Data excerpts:
********
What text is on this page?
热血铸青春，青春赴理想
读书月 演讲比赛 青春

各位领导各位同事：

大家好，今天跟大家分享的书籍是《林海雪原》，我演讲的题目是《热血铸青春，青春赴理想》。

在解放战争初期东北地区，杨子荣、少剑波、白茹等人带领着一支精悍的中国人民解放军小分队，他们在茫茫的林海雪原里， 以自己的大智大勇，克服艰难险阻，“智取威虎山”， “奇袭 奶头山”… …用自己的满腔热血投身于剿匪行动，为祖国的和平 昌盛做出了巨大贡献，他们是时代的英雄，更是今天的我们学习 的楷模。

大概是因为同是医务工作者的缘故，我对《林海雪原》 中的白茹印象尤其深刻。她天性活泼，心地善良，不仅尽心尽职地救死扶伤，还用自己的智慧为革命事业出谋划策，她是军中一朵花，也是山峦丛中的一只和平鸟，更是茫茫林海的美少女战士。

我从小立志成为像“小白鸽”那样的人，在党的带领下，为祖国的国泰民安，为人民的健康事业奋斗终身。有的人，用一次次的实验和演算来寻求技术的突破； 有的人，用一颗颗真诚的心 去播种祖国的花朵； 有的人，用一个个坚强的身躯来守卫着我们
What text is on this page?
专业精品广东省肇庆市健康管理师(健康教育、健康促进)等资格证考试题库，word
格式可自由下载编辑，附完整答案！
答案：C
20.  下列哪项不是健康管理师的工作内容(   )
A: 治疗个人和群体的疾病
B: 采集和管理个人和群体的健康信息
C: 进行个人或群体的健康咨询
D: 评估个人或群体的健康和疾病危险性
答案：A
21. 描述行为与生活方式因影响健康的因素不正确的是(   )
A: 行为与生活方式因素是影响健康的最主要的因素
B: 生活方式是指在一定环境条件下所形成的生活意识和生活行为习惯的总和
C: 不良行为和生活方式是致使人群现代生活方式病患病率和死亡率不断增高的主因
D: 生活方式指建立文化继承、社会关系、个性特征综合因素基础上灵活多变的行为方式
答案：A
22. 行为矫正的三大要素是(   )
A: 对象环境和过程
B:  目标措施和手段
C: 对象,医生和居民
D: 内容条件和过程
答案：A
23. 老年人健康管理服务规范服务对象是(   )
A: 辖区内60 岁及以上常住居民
********
* _WHAT TO WORK ON_
Word for word, extract all the records.

* _EXERCISE SOLUTION_
What text is on this page?
热血铸青春，青春赴理想
读书月 演讲比赛 青春

各位领导各位同事：

大家好，今天跟大家分享的书籍是《林海雪原》，我演讲的题目是《热血铸青春，青春赴理想》。

在解放战争初期东北地区，杨子荣、少剑波、白茹等人带领着一支精悍的中国人民解放军小分队，他们在茫茫的林海雪原里， 以自己的大智大勇，克服艰难险阻，“智取威虎山”， “奇袭 奶头山”… …用自己的满腔热血投身于剿匪行动，为祖国的和平 昌盛做出了巨大贡献，他们是时代的英雄，更是今天的我们学习 的楷模。

大概是因为同是医务工作者的缘故，我对《林海雪原》 中的白茹印象尤其深刻。她天性活泼，心地善良，不仅尽心尽职地救死扶伤，还用自己的智慧为革命事业出谋划策，她是军中一朵花，也是山峦丛中的一只和平鸟，更是茫茫林海的美少女战士。

我从小立志成为像“小白鸽”那样的人，在党的带领下，为祖国的国泰民安，为人民的健康事业奋斗终身。有的人，用一次次的实验和演算来寻求技术的突破； 有的人，用一颗颗真诚的心 去播种祖国的花朵； 有的人，用一个个坚强的身躯来守卫着我们
What text is on this page?
专业精品广东省肇庆市健康管理师(健康教育、健康促进)等资格证考试题库，word
格式可自由下载编辑，附完整答案！
答案：C
20.  下列哪项不是健康管理师的工作内容(   )
A: 治疗个人和群体的疾病
B: 采集和管理个人和群体的健康信息
C: 进行个人或群体的健康咨询
D: 评估个人或群体的健康和疾病危险性
答案：A
21. 描述行为与生活方式因影响健康的因素不正确的是(   )
A: 行为与生活方式因素是影响健康的最主要的因素
B: 生活方式是指在一定环境条件下所形成的生活意识和生活行为习惯的总和
C: 不良行为和生活方式是致使人群现代生活方式病患病率和死亡率不断增高的主因
D: 生活方式指建立文化继承、社会关系、个性特征综合因素基础上灵活多变的行为方式
答案：A
22. 行为矫正的三大要素是(   )
A: 对象环境和过程
B:  目标措施和手段
C: 对象,医生和居民
D: 内容条件和过程
答案：A
23. 老年人健康管理服务规范服务对象是(   )
A: 辖区内60 岁及以上常住居民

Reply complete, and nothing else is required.